• _REQUEST_
Copy everything from the start of the records down to the line containing "The circular optical", word for word.

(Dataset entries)

____________

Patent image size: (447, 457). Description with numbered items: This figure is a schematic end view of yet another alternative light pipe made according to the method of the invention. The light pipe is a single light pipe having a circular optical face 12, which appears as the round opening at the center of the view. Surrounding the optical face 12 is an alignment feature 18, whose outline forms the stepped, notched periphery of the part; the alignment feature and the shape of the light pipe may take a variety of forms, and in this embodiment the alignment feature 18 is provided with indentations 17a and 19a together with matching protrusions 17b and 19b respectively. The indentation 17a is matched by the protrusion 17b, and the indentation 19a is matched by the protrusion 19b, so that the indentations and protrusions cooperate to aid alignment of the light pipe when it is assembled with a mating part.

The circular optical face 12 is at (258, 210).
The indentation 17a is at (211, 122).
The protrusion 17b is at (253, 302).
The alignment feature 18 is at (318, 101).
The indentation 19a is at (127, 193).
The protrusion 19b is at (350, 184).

____________

• _WRITTEN SOLUTION_
Patent image size: (447, 457). Description with numbered items: This figure is a schematic end view of yet another alternative light pipe made according to the method of the invention. The light pipe is a single light pipe having a circular optical face 12, which appears as the round opening at the center of the view. Surrounding the optical face 12 is an alignment feature 18, whose outline forms the stepped, notched periphery of the part; the alignment feature and the shape of the light pipe may take a variety of forms, and in this embodiment the alignment feature 18 is provided with indentations 17a and 19a together with matching protrusions 17b and 19b respectively. The indentation 17a is matched by the protrusion 17b, and the indentation 19a is matched by the protrusion 19b, so that the indentations and protrusions cooperate to aid alignment of the light pipe when it is assembled with a mating part.

The circular optical face 12 is at (258, 210).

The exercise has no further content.